■ **What you are asked to do**: The listing below should be printed again word for word, without any images.

■ **Study material**:
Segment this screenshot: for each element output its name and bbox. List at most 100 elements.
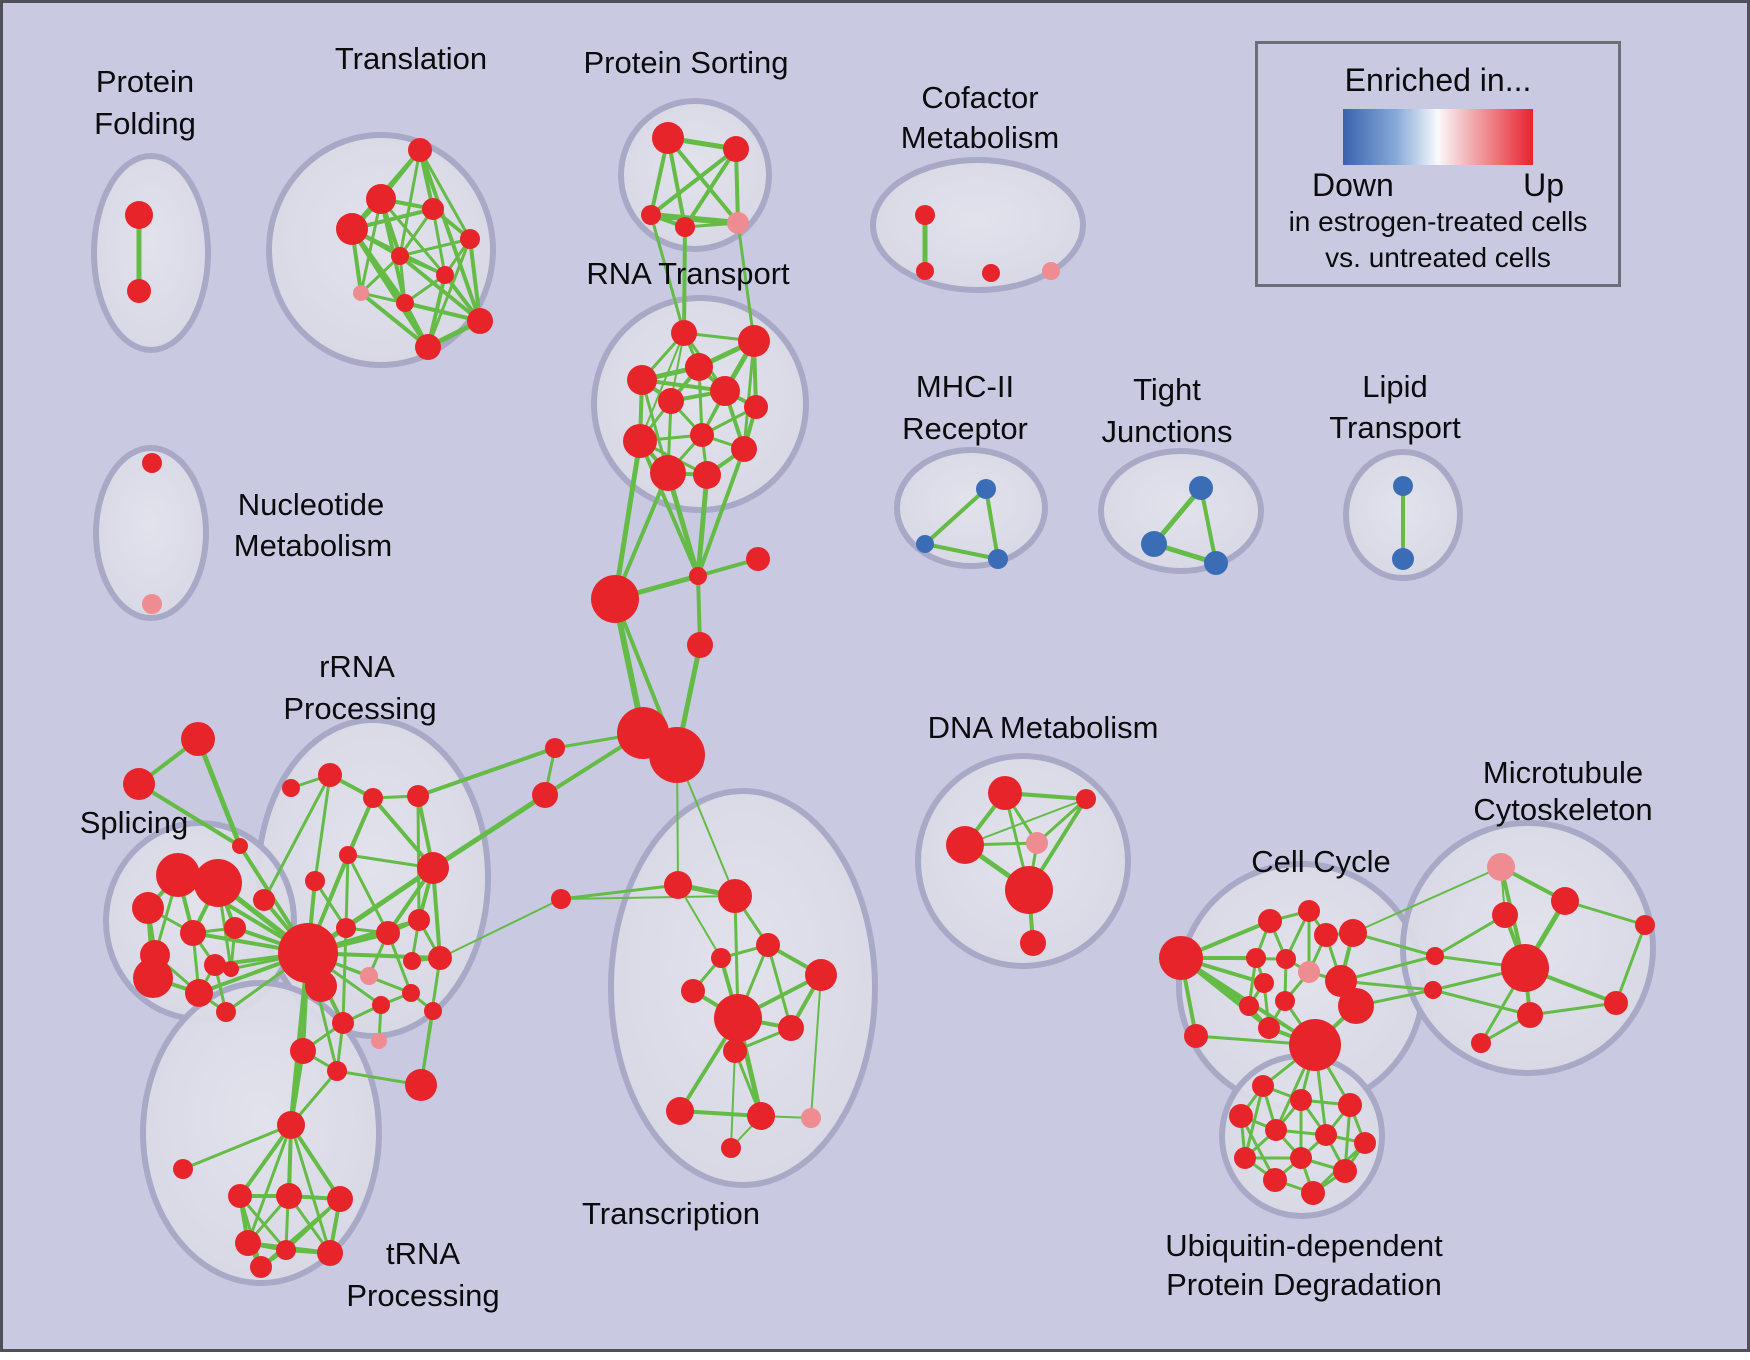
- cluster-label: Lipid: [1362, 369, 1428, 404]
- gene-set-node: [405, 1069, 437, 1101]
- cluster-label: Transcription: [582, 1196, 760, 1231]
- gene-set-node: [1265, 1119, 1287, 1141]
- edge: [1199, 486, 1218, 565]
- gene-set-node: [1252, 1075, 1274, 1097]
- edge: [1614, 923, 1647, 1005]
- gene-set-node: [650, 455, 686, 491]
- gene-set-node: [623, 424, 657, 458]
- gene-set-node: [417, 852, 449, 884]
- gene-set-node: [424, 1002, 442, 1020]
- edge: [1351, 931, 1437, 958]
- gene-set-node: [223, 961, 239, 977]
- gene-set-node: [805, 959, 837, 991]
- gene-set-node: [1239, 996, 1259, 1016]
- gene-set-node: [436, 266, 454, 284]
- gene-set-node: [290, 1038, 316, 1064]
- gene-set-node: [1635, 915, 1655, 935]
- gene-set-node: [353, 285, 369, 301]
- edge: [246, 1123, 293, 1245]
- gene-set-node: [253, 889, 275, 911]
- cluster-label: MHC-II: [916, 369, 1014, 404]
- gene-set-node: [916, 262, 934, 280]
- edge: [923, 542, 1000, 561]
- cluster-ellipse-nucleotide-metabolism: [93, 445, 209, 621]
- edge: [349, 226, 431, 350]
- gene-set-node: [778, 1015, 804, 1041]
- gene-set-node: [133, 958, 173, 998]
- gene-set-node: [1258, 909, 1282, 933]
- gene-set-node: [1234, 1147, 1256, 1169]
- gene-set-node: [250, 1256, 272, 1278]
- gene-set-node: [228, 1184, 252, 1208]
- gene-set-node: [276, 1183, 302, 1209]
- gene-set-node: [747, 1102, 775, 1130]
- gene-set-node: [224, 917, 246, 939]
- edge: [560, 895, 736, 900]
- gene-set-node: [336, 213, 368, 245]
- cluster-label: rRNA: [319, 649, 395, 684]
- cluster-label: Nucleotide: [238, 487, 384, 522]
- gene-set-node: [721, 1138, 741, 1158]
- edge: [137, 782, 242, 848]
- gene-set-node: [627, 365, 657, 395]
- edge: [195, 736, 243, 849]
- gene-set-node: [591, 575, 639, 623]
- gene-set-node: [327, 1186, 353, 1212]
- cluster-label: Transport: [1329, 410, 1461, 445]
- gene-set-node: [1551, 887, 1579, 915]
- cluster-label: Metabolism: [234, 528, 393, 563]
- gene-set-node: [641, 205, 661, 225]
- gene-set-node: [185, 979, 213, 1007]
- gene-set-node: [372, 996, 390, 1014]
- gene-set-node: [1290, 1089, 1312, 1111]
- gene-set-node: [982, 264, 1000, 282]
- gene-set-node: [723, 1039, 747, 1063]
- gene-set-node: [1076, 789, 1096, 809]
- gene-set-node: [142, 594, 162, 614]
- gene-set-node: [1258, 1017, 1280, 1039]
- edge: [346, 796, 375, 857]
- gene-set-node: [916, 535, 934, 553]
- gene-set-node: [1298, 900, 1320, 922]
- gene-set-node: [1301, 1181, 1325, 1205]
- gene-set-node: [915, 205, 935, 225]
- edge: [730, 1050, 736, 1149]
- gene-set-node: [1204, 551, 1228, 575]
- gene-set-node: [727, 212, 749, 234]
- edge: [1339, 954, 1437, 983]
- gene-set-node: [181, 722, 215, 756]
- edge: [346, 853, 390, 935]
- gene-set-node: [1263, 1168, 1287, 1192]
- gene-set-node: [173, 1159, 193, 1179]
- cluster-label: Processing: [283, 691, 436, 726]
- gene-set-node: [232, 838, 248, 854]
- gene-set-node: [1424, 981, 1442, 999]
- edge: [649, 147, 738, 217]
- edge: [742, 339, 756, 451]
- gene-set-node: [1338, 988, 1374, 1024]
- gene-set-node: [675, 217, 695, 237]
- cluster-label: Cell Cycle: [1251, 844, 1391, 879]
- gene-set-node: [277, 1111, 305, 1139]
- edge: [418, 148, 472, 241]
- gene-set-node: [204, 954, 226, 976]
- gene-set-node: [216, 1002, 236, 1022]
- gene-set-node: [1501, 944, 1549, 992]
- gene-set-node: [1254, 973, 1274, 993]
- edge: [418, 148, 482, 323]
- edge: [648, 212, 741, 226]
- gene-set-node: [278, 923, 338, 983]
- edge: [262, 773, 332, 902]
- gene-set-node: [366, 184, 396, 214]
- gene-set-node: [194, 859, 242, 907]
- gene-set-node: [1189, 476, 1213, 500]
- gene-set-node: [1315, 1124, 1337, 1146]
- gene-set-node: [1426, 947, 1444, 965]
- gene-set-node: [1275, 991, 1295, 1011]
- gene-set-node: [318, 763, 342, 787]
- cluster-label: Protein Degradation: [1166, 1267, 1442, 1302]
- gene-set-node: [415, 334, 441, 360]
- gene-set-node: [731, 436, 757, 462]
- gene-set-node: [1184, 1024, 1208, 1048]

■ **Written reply**:
Segment this screenshot: for each element output its name and bbox. List at most 100 elements.
- cluster-label: Lipid: [1362, 369, 1428, 404]
- gene-set-node: [405, 1069, 437, 1101]
- cluster-label: Transcription: [582, 1196, 760, 1231]
- gene-set-node: [1265, 1119, 1287, 1141]
- edge: [1199, 486, 1218, 565]
- gene-set-node: [1252, 1075, 1274, 1097]
- edge: [1614, 923, 1647, 1005]
- gene-set-node: [650, 455, 686, 491]
- gene-set-node: [623, 424, 657, 458]
- gene-set-node: [417, 852, 449, 884]
- gene-set-node: [424, 1002, 442, 1020]
- edge: [1351, 931, 1437, 958]
- gene-set-node: [223, 961, 239, 977]
- gene-set-node: [805, 959, 837, 991]
- gene-set-node: [1239, 996, 1259, 1016]
- gene-set-node: [436, 266, 454, 284]
- gene-set-node: [290, 1038, 316, 1064]
- gene-set-node: [1635, 915, 1655, 935]
- gene-set-node: [353, 285, 369, 301]
- edge: [246, 1123, 293, 1245]
- gene-set-node: [253, 889, 275, 911]
- cluster-label: MHC-II: [916, 369, 1014, 404]
- gene-set-node: [916, 262, 934, 280]
- edge: [923, 542, 1000, 561]
- cluster-ellipse-nucleotide-metabolism: [93, 445, 209, 621]
- edge: [349, 226, 431, 350]
- gene-set-node: [778, 1015, 804, 1041]
- gene-set-node: [133, 958, 173, 998]
- gene-set-node: [1258, 909, 1282, 933]
- gene-set-node: [1234, 1147, 1256, 1169]
- gene-set-node: [250, 1256, 272, 1278]
- gene-set-node: [228, 1184, 252, 1208]
- gene-set-node: [276, 1183, 302, 1209]
- gene-set-node: [747, 1102, 775, 1130]
- gene-set-node: [224, 917, 246, 939]
- edge: [560, 895, 736, 900]
- gene-set-node: [336, 213, 368, 245]
- cluster-label: rRNA: [319, 649, 395, 684]
- cluster-label: Nucleotide: [238, 487, 384, 522]
- gene-set-node: [721, 1138, 741, 1158]
- edge: [137, 782, 242, 848]
- gene-set-node: [627, 365, 657, 395]
- edge: [195, 736, 243, 849]
- gene-set-node: [591, 575, 639, 623]
- gene-set-node: [327, 1186, 353, 1212]
- cluster-label: Transport: [1329, 410, 1461, 445]
- gene-set-node: [1551, 887, 1579, 915]
- cluster-label: Metabolism: [234, 528, 393, 563]
- gene-set-node: [641, 205, 661, 225]
- gene-set-node: [185, 979, 213, 1007]
- gene-set-node: [372, 996, 390, 1014]
- gene-set-node: [1290, 1089, 1312, 1111]
- gene-set-node: [982, 264, 1000, 282]
- gene-set-node: [723, 1039, 747, 1063]
- gene-set-node: [1076, 789, 1096, 809]
- gene-set-node: [142, 594, 162, 614]
- gene-set-node: [1258, 1017, 1280, 1039]
- edge: [346, 796, 375, 857]
- gene-set-node: [916, 535, 934, 553]
- gene-set-node: [1298, 900, 1320, 922]
- gene-set-node: [1301, 1181, 1325, 1205]
- gene-set-node: [915, 205, 935, 225]
- edge: [730, 1050, 736, 1149]
- gene-set-node: [1204, 551, 1228, 575]
- gene-set-node: [727, 212, 749, 234]
- edge: [1339, 954, 1437, 983]
- gene-set-node: [181, 722, 215, 756]
- edge: [346, 853, 390, 935]
- gene-set-node: [1263, 1168, 1287, 1192]
- gene-set-node: [173, 1159, 193, 1179]
- cluster-label: Processing: [283, 691, 436, 726]
- gene-set-node: [232, 838, 248, 854]
- gene-set-node: [1424, 981, 1442, 999]
- edge: [649, 147, 738, 217]
- edge: [742, 339, 756, 451]
- gene-set-node: [1338, 988, 1374, 1024]
- gene-set-node: [675, 217, 695, 237]
- cluster-label: Cell Cycle: [1251, 844, 1391, 879]
- gene-set-node: [277, 1111, 305, 1139]
- edge: [418, 148, 472, 241]
- gene-set-node: [204, 954, 226, 976]
- gene-set-node: [216, 1002, 236, 1022]
- gene-set-node: [1501, 944, 1549, 992]
- gene-set-node: [1254, 973, 1274, 993]
- edge: [418, 148, 482, 323]
- edge: [648, 212, 741, 226]
- gene-set-node: [278, 923, 338, 983]
- edge: [262, 773, 332, 902]
- gene-set-node: [366, 184, 396, 214]
- gene-set-node: [194, 859, 242, 907]
- gene-set-node: [1189, 476, 1213, 500]
- gene-set-node: [1315, 1124, 1337, 1146]
- gene-set-node: [1426, 947, 1444, 965]
- gene-set-node: [1275, 991, 1295, 1011]
- gene-set-node: [318, 763, 342, 787]
- cluster-label: Protein Degradation: [1166, 1267, 1442, 1302]
- gene-set-node: [415, 334, 441, 360]
- gene-set-node: [731, 436, 757, 462]
- gene-set-node: [1184, 1024, 1208, 1048]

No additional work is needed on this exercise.